| WORK TO DO |
All of the lines below are to be printed again exactly; images are excluded from the output.

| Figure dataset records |
:::::

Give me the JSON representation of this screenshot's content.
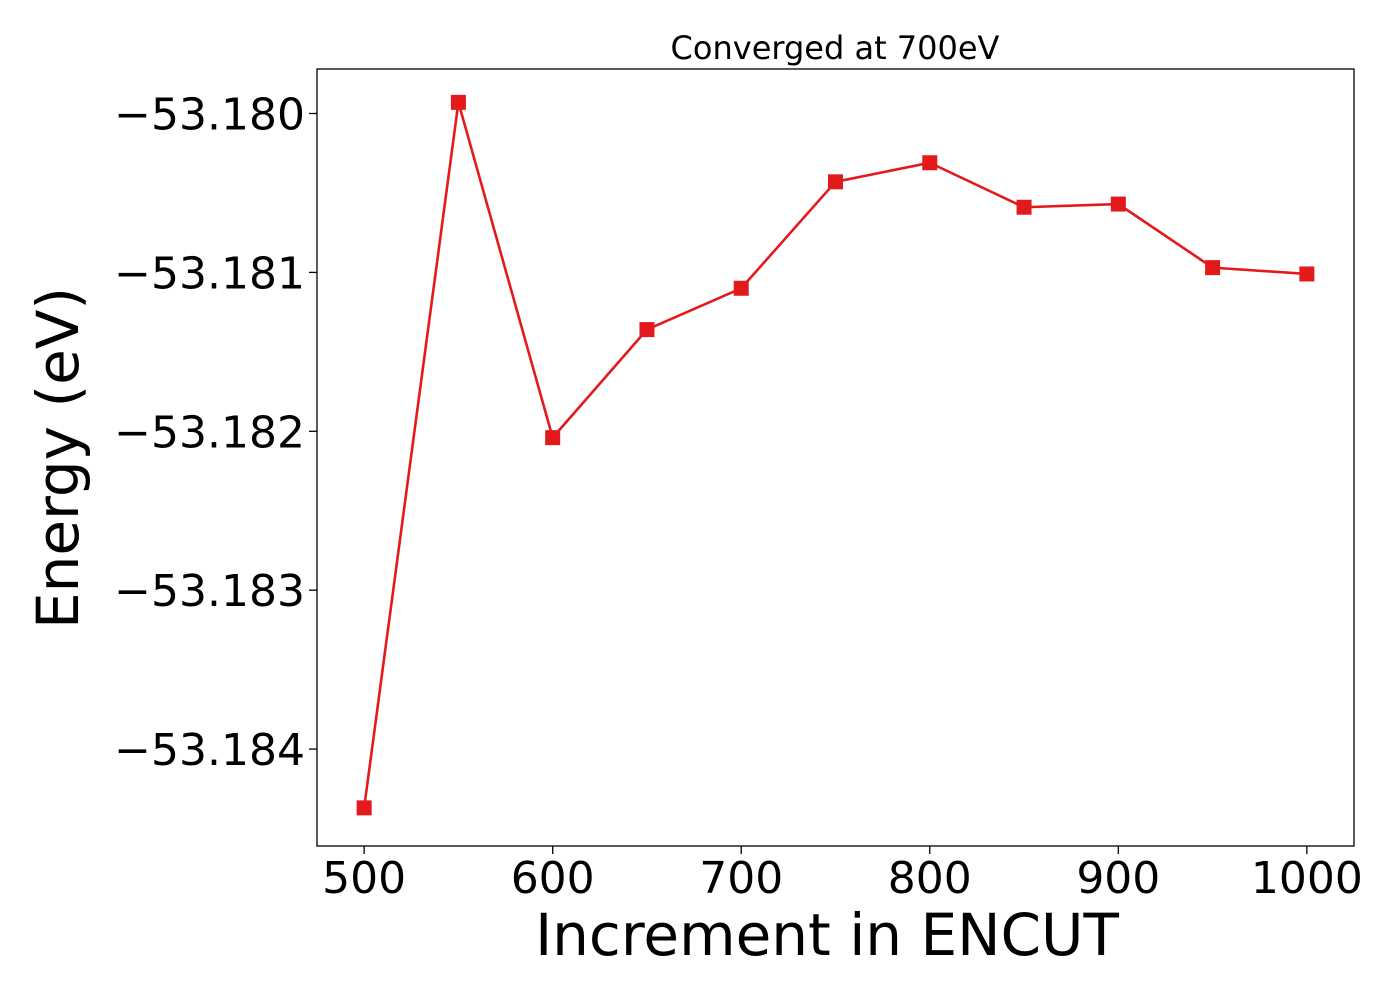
{
  "chart_data": {
    "type": "line",
    "title": "Converged at 700eV",
    "xlabel": "Increment in ENCUT",
    "ylabel": "Energy (eV)",
    "xlim": [
      475,
      1025
    ],
    "ylim": [
      -53.18461,
      -53.17972
    ],
    "xticks": [
      500,
      600,
      700,
      800,
      900,
      1000
    ],
    "xtick_labels": [
      "500",
      "600",
      "700",
      "800",
      "900",
      "1000"
    ],
    "yticks": [
      -53.18,
      -53.181,
      -53.182,
      -53.183,
      -53.184
    ],
    "ytick_labels": [
      "−53.180",
      "−53.181",
      "−53.182",
      "−53.183",
      "−53.184"
    ],
    "grid": false,
    "series": [
      {
        "color": "#e31a1c",
        "marker": "square",
        "x": [
          500,
          550,
          600,
          650,
          700,
          750,
          800,
          850,
          900,
          950,
          1000
        ],
        "y": [
          -53.18437,
          -53.17993,
          -53.18204,
          -53.18136,
          -53.1811,
          -53.18043,
          -53.18031,
          -53.18059,
          -53.18057,
          -53.18097,
          -53.18101
        ]
      }
    ]
  }
}
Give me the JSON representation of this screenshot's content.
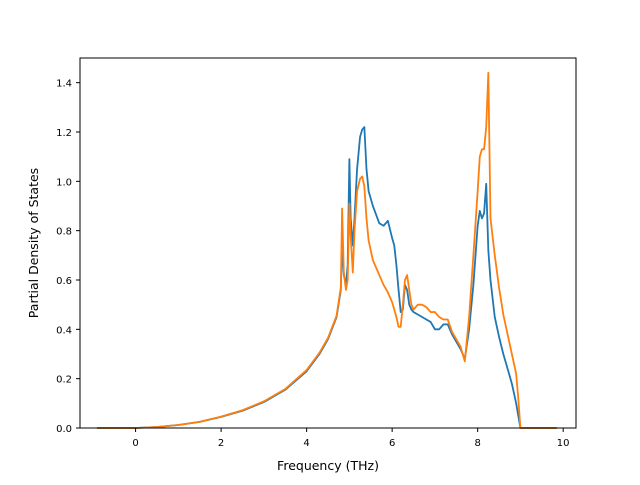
{
  "chart_data": {
    "type": "line",
    "title": "",
    "xlabel": "Frequency (THz)",
    "ylabel": "Partial Density of States",
    "xlim": [
      -1.3,
      10.3
    ],
    "ylim": [
      0.0,
      1.5
    ],
    "xticks": [
      0,
      2,
      4,
      6,
      8,
      10
    ],
    "yticks": [
      0.0,
      0.2,
      0.4,
      0.6,
      0.8,
      1.0,
      1.2,
      1.4
    ],
    "xtick_labels": [
      "0",
      "2",
      "4",
      "6",
      "8",
      "10"
    ],
    "ytick_labels": [
      "0.0",
      "0.2",
      "0.4",
      "0.6",
      "0.8",
      "1.0",
      "1.2",
      "1.4"
    ],
    "grid": false,
    "legend": "none",
    "series": [
      {
        "color": "#1f77b4",
        "x": [
          -0.9,
          0.0,
          0.5,
          1.0,
          1.5,
          2.0,
          2.5,
          3.0,
          3.5,
          4.0,
          4.3,
          4.5,
          4.7,
          4.8,
          4.83,
          4.87,
          4.92,
          4.96,
          5.0,
          5.03,
          5.08,
          5.12,
          5.18,
          5.25,
          5.3,
          5.35,
          5.4,
          5.45,
          5.55,
          5.7,
          5.8,
          5.9,
          6.0,
          6.05,
          6.1,
          6.15,
          6.2,
          6.25,
          6.3,
          6.35,
          6.4,
          6.45,
          6.5,
          6.6,
          6.7,
          6.8,
          6.9,
          7.0,
          7.1,
          7.2,
          7.3,
          7.4,
          7.5,
          7.6,
          7.7,
          7.8,
          7.9,
          8.0,
          8.05,
          8.1,
          8.15,
          8.2,
          8.25,
          8.3,
          8.4,
          8.5,
          8.6,
          8.7,
          8.8,
          8.9,
          8.95,
          9.0,
          9.5,
          9.85
        ],
        "y": [
          0.0,
          0.0,
          0.004,
          0.012,
          0.025,
          0.045,
          0.07,
          0.105,
          0.155,
          0.23,
          0.3,
          0.36,
          0.45,
          0.56,
          0.75,
          0.62,
          0.58,
          0.66,
          1.09,
          0.85,
          0.74,
          0.85,
          1.05,
          1.18,
          1.21,
          1.22,
          1.05,
          0.96,
          0.9,
          0.83,
          0.82,
          0.84,
          0.77,
          0.74,
          0.66,
          0.56,
          0.47,
          0.48,
          0.58,
          0.56,
          0.5,
          0.48,
          0.47,
          0.46,
          0.45,
          0.44,
          0.43,
          0.4,
          0.4,
          0.42,
          0.42,
          0.38,
          0.35,
          0.32,
          0.28,
          0.4,
          0.58,
          0.82,
          0.88,
          0.85,
          0.87,
          0.99,
          0.72,
          0.6,
          0.45,
          0.37,
          0.3,
          0.24,
          0.18,
          0.1,
          0.05,
          0.0,
          0.0,
          0.0
        ]
      },
      {
        "color": "#ff7f0e",
        "x": [
          -0.9,
          0.0,
          0.5,
          1.0,
          1.5,
          2.0,
          2.5,
          3.0,
          3.5,
          4.0,
          4.3,
          4.5,
          4.7,
          4.8,
          4.83,
          4.87,
          4.92,
          4.96,
          5.0,
          5.03,
          5.08,
          5.12,
          5.18,
          5.25,
          5.3,
          5.35,
          5.4,
          5.45,
          5.55,
          5.7,
          5.8,
          5.9,
          6.0,
          6.05,
          6.1,
          6.15,
          6.2,
          6.25,
          6.3,
          6.35,
          6.4,
          6.45,
          6.5,
          6.6,
          6.7,
          6.8,
          6.9,
          7.0,
          7.1,
          7.2,
          7.3,
          7.4,
          7.5,
          7.6,
          7.7,
          7.8,
          7.9,
          8.0,
          8.05,
          8.1,
          8.15,
          8.2,
          8.25,
          8.3,
          8.4,
          8.5,
          8.6,
          8.7,
          8.8,
          8.9,
          8.95,
          9.0,
          9.5,
          9.85
        ],
        "y": [
          0.0,
          0.0,
          0.004,
          0.012,
          0.025,
          0.046,
          0.072,
          0.108,
          0.158,
          0.235,
          0.305,
          0.365,
          0.455,
          0.57,
          0.89,
          0.63,
          0.56,
          0.6,
          0.91,
          0.78,
          0.63,
          0.8,
          0.96,
          1.01,
          1.02,
          0.98,
          0.85,
          0.76,
          0.68,
          0.62,
          0.58,
          0.55,
          0.51,
          0.48,
          0.45,
          0.41,
          0.41,
          0.5,
          0.6,
          0.62,
          0.56,
          0.5,
          0.48,
          0.5,
          0.5,
          0.49,
          0.47,
          0.47,
          0.45,
          0.44,
          0.44,
          0.39,
          0.36,
          0.33,
          0.27,
          0.45,
          0.7,
          0.96,
          1.1,
          1.13,
          1.13,
          1.22,
          1.44,
          0.85,
          0.7,
          0.57,
          0.46,
          0.38,
          0.3,
          0.22,
          0.12,
          0.0,
          0.0,
          0.0
        ]
      }
    ]
  }
}
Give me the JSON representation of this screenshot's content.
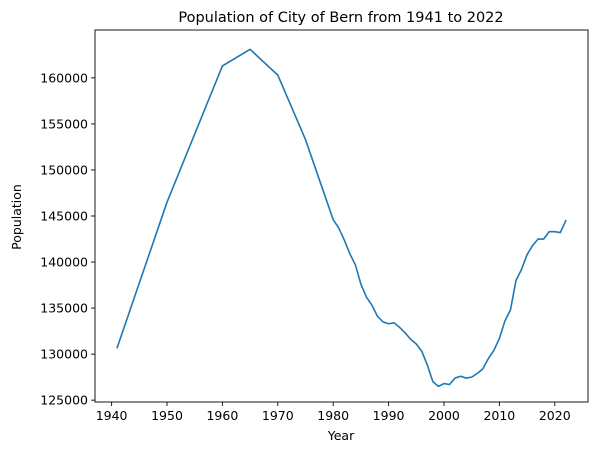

:::::

| CORRECT RESPONSE |
Give me the JSON representation of this screenshot's content.
{
  "chart_data": {
    "type": "line",
    "title": "Converged at 700eV",
    "xlabel": "Increment in ENCUT",
    "ylabel": "Energy (eV)",
    "xlim": [
      475,
      1025
    ],
    "ylim": [
      -53.18461,
      -53.17972
    ],
    "xticks": [
      500,
      600,
      700,
      800,
      900,
      1000
    ],
    "xtick_labels": [
      "500",
      "600",
      "700",
      "800",
      "900",
      "1000"
    ],
    "yticks": [
      -53.18,
      -53.181,
      -53.182,
      -53.183,
      -53.184
    ],
    "ytick_labels": [
      "−53.180",
      "−53.181",
      "−53.182",
      "−53.183",
      "−53.184"
    ],
    "grid": false,
    "series": [
      {
        "color": "#e31a1c",
        "marker": "square",
        "x": [
          500,
          550,
          600,
          650,
          700,
          750,
          800,
          850,
          900,
          950,
          1000
        ],
        "y": [
          -53.18437,
          -53.17993,
          -53.18204,
          -53.18136,
          -53.1811,
          -53.18043,
          -53.18031,
          -53.18059,
          -53.18057,
          -53.18097,
          -53.18101
        ]
      }
    ]
  }
}
Give me the JSON representation of this screenshot's content.
{
  "chart_data": {
    "type": "line",
    "title": "",
    "xlabel": "Frequency (THz)",
    "ylabel": "Partial Density of States",
    "xlim": [
      -1.3,
      10.3
    ],
    "ylim": [
      0.0,
      1.5
    ],
    "xticks": [
      0,
      2,
      4,
      6,
      8,
      10
    ],
    "yticks": [
      0.0,
      0.2,
      0.4,
      0.6,
      0.8,
      1.0,
      1.2,
      1.4
    ],
    "xtick_labels": [
      "0",
      "2",
      "4",
      "6",
      "8",
      "10"
    ],
    "ytick_labels": [
      "0.0",
      "0.2",
      "0.4",
      "0.6",
      "0.8",
      "1.0",
      "1.2",
      "1.4"
    ],
    "grid": false,
    "legend": "none",
    "series": [
      {
        "color": "#1f77b4",
        "x": [
          -0.9,
          0.0,
          0.5,
          1.0,
          1.5,
          2.0,
          2.5,
          3.0,
          3.5,
          4.0,
          4.3,
          4.5,
          4.7,
          4.8,
          4.83,
          4.87,
          4.92,
          4.96,
          5.0,
          5.03,
          5.08,
          5.12,
          5.18,
          5.25,
          5.3,
          5.35,
          5.4,
          5.45,
          5.55,
          5.7,
          5.8,
          5.9,
          6.0,
          6.05,
          6.1,
          6.15,
          6.2,
          6.25,
          6.3,
          6.35,
          6.4,
          6.45,
          6.5,
          6.6,
          6.7,
          6.8,
          6.9,
          7.0,
          7.1,
          7.2,
          7.3,
          7.4,
          7.5,
          7.6,
          7.7,
          7.8,
          7.9,
          8.0,
          8.05,
          8.1,
          8.15,
          8.2,
          8.25,
          8.3,
          8.4,
          8.5,
          8.6,
          8.7,
          8.8,
          8.9,
          8.95,
          9.0,
          9.5,
          9.85
        ],
        "y": [
          0.0,
          0.0,
          0.004,
          0.012,
          0.025,
          0.045,
          0.07,
          0.105,
          0.155,
          0.23,
          0.3,
          0.36,
          0.45,
          0.56,
          0.75,
          0.62,
          0.58,
          0.66,
          1.09,
          0.85,
          0.74,
          0.85,
          1.05,
          1.18,
          1.21,
          1.22,
          1.05,
          0.96,
          0.9,
          0.83,
          0.82,
          0.84,
          0.77,
          0.74,
          0.66,
          0.56,
          0.47,
          0.48,
          0.58,
          0.56,
          0.5,
          0.48,
          0.47,
          0.46,
          0.45,
          0.44,
          0.43,
          0.4,
          0.4,
          0.42,
          0.42,
          0.38,
          0.35,
          0.32,
          0.28,
          0.4,
          0.58,
          0.82,
          0.88,
          0.85,
          0.87,
          0.99,
          0.72,
          0.6,
          0.45,
          0.37,
          0.3,
          0.24,
          0.18,
          0.1,
          0.05,
          0.0,
          0.0,
          0.0
        ]
      },
      {
        "color": "#ff7f0e",
        "x": [
          -0.9,
          0.0,
          0.5,
          1.0,
          1.5,
          2.0,
          2.5,
          3.0,
          3.5,
          4.0,
          4.3,
          4.5,
          4.7,
          4.8,
          4.83,
          4.87,
          4.92,
          4.96,
          5.0,
          5.03,
          5.08,
          5.12,
          5.18,
          5.25,
          5.3,
          5.35,
          5.4,
          5.45,
          5.55,
          5.7,
          5.8,
          5.9,
          6.0,
          6.05,
          6.1,
          6.15,
          6.2,
          6.25,
          6.3,
          6.35,
          6.4,
          6.45,
          6.5,
          6.6,
          6.7,
          6.8,
          6.9,
          7.0,
          7.1,
          7.2,
          7.3,
          7.4,
          7.5,
          7.6,
          7.7,
          7.8,
          7.9,
          8.0,
          8.05,
          8.1,
          8.15,
          8.2,
          8.25,
          8.3,
          8.4,
          8.5,
          8.6,
          8.7,
          8.8,
          8.9,
          8.95,
          9.0,
          9.5,
          9.85
        ],
        "y": [
          0.0,
          0.0,
          0.004,
          0.012,
          0.025,
          0.046,
          0.072,
          0.108,
          0.158,
          0.235,
          0.305,
          0.365,
          0.455,
          0.57,
          0.89,
          0.63,
          0.56,
          0.6,
          0.91,
          0.78,
          0.63,
          0.8,
          0.96,
          1.01,
          1.02,
          0.98,
          0.85,
          0.76,
          0.68,
          0.62,
          0.58,
          0.55,
          0.51,
          0.48,
          0.45,
          0.41,
          0.41,
          0.5,
          0.6,
          0.62,
          0.56,
          0.5,
          0.48,
          0.5,
          0.5,
          0.49,
          0.47,
          0.47,
          0.45,
          0.44,
          0.44,
          0.39,
          0.36,
          0.33,
          0.27,
          0.45,
          0.7,
          0.96,
          1.1,
          1.13,
          1.13,
          1.22,
          1.44,
          0.85,
          0.7,
          0.57,
          0.46,
          0.38,
          0.3,
          0.22,
          0.12,
          0.0,
          0.0,
          0.0
        ]
      }
    ]
  }
}
Give me the JSON representation of this screenshot's content.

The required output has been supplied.